[Data listing]
________________________________________
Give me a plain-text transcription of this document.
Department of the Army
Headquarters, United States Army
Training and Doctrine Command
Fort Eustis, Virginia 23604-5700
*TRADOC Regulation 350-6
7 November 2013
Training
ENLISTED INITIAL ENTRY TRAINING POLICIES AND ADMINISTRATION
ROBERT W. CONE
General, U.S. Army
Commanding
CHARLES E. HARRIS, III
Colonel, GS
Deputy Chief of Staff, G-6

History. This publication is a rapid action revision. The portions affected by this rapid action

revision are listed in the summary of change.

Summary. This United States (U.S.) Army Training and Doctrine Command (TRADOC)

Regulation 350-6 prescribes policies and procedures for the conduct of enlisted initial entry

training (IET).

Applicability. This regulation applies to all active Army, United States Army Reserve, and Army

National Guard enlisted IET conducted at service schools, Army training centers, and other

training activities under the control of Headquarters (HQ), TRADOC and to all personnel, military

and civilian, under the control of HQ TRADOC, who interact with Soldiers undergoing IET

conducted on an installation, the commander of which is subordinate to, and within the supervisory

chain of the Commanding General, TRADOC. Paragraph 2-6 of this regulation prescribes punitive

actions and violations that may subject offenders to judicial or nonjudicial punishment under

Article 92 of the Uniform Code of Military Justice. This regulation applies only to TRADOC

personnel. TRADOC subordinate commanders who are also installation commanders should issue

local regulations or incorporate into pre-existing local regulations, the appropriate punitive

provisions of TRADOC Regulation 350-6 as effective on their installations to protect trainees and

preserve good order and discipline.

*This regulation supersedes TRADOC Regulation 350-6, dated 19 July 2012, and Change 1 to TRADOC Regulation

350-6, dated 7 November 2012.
________________________________________
Give every line of the material that includes the string "punitive".

chain of the Commanding General, TRADOC. Paragraph 2-6 of this regulation prescribes punitive
local regulations or incorporate into pre-existing local regulations, the appropriate punitive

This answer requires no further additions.